╭──

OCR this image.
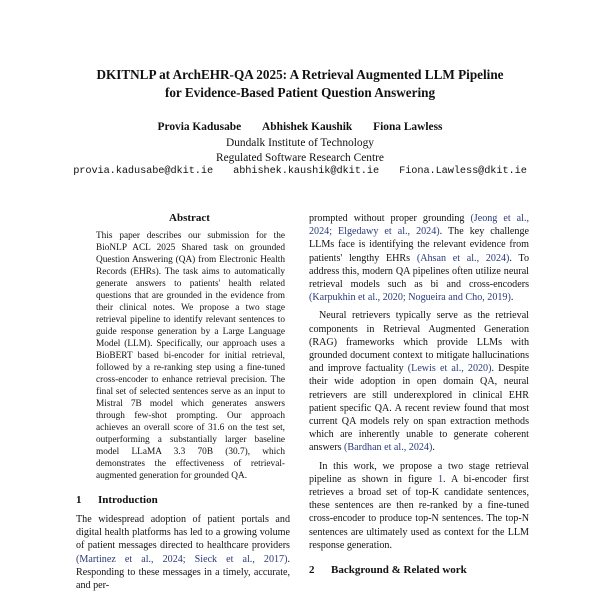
DKITNLP at ArchEHR-QA 2025: A Retrieval Augmented LLM Pipeline
for Evidence-Based Patient Question Answering
Provia Kadusabe Abhishek Kaushik Fiona Lawless
Dundalk Institute of Technology
Regulated Software Research Centre
provia.kadusabe@dkit.ie abhishek.kaushik@dkit.ie Fiona.Lawless@dkit.ie
Abstract

This paper describes our submission for the BioNLP ACL 2025 Shared task on grounded Question Answering (QA) from Electronic Health Records (EHRs). The task aims to automatically generate answers to patients' health related questions that are grounded in the evidence from their clinical notes. We propose a two stage retrieval pipeline to identify relevant sentences to guide response generation by a Large Language Model (LLM). Specifically, our approach uses a BioBERT based bi-encoder for initial retrieval, followed by a re-ranking step using a fine-tuned cross-encoder to enhance retrieval precision. The final set of selected sentences serve as an input to Mistral 7B model which generates answers through few-shot prompting. Our approach achieves an overall score of 31.6 on the test set, outperforming a substantially larger baseline model LLaMA 3.3 70B (30.7), which demonstrates the effectiveness of retrieval-augmented generation for grounded QA.

1 Introduction

The widespread adoption of patient portals and digital health platforms has led to a growing volume of patient messages directed to healthcare providers (Martinez et al., 2024; Sieck et al., 2017). Responding to these messages in a timely, accurate, and per-

prompted without proper grounding (Jeong et al., 2024; Elgedawy et al., 2024). The key challenge LLMs face is identifying the relevant evidence from patients' lengthy EHRs (Ahsan et al., 2024). To address this, modern QA pipelines often utilize neural retrieval models such as bi and cross-encoders (Karpukhin et al., 2020; Nogueira and Cho, 2019).

Neural retrievers typically serve as the retrieval components in Retrieval Augmented Generation (RAG) frameworks which provide LLMs with grounded document context to mitigate hallucinations and improve factuality (Lewis et al., 2020). Despite their wide adoption in open domain QA, neural retrievers are still underexplored in clinical EHR patient specific QA. A recent review found that most current QA models rely on span extraction methods which are inherently unable to generate coherent answers (Bardhan et al., 2024).

In this work, we propose a two stage retrieval pipeline as shown in figure 1. A bi-encoder first retrieves a broad set of top-K candidate sentences, these sentences are then re-ranked by a fine-tuned cross-encoder to produce top-N sentences. The top-N sentences are ultimately used as context for the LLM response generation.

2 Background & Related work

╰──

▶ **EXERCISE INSTRUCTIONS**
The answer must be every line from the records above that contains the word "Fiona", copied out.

▶ **RESPONSE TO THIS EXERCISE**
Provia Kadusabe Abhishek Kaushik Fiona Lawless
provia.kadusabe@dkit.ie abhishek.kaushik@dkit.ie Fiona.Lawless@dkit.ie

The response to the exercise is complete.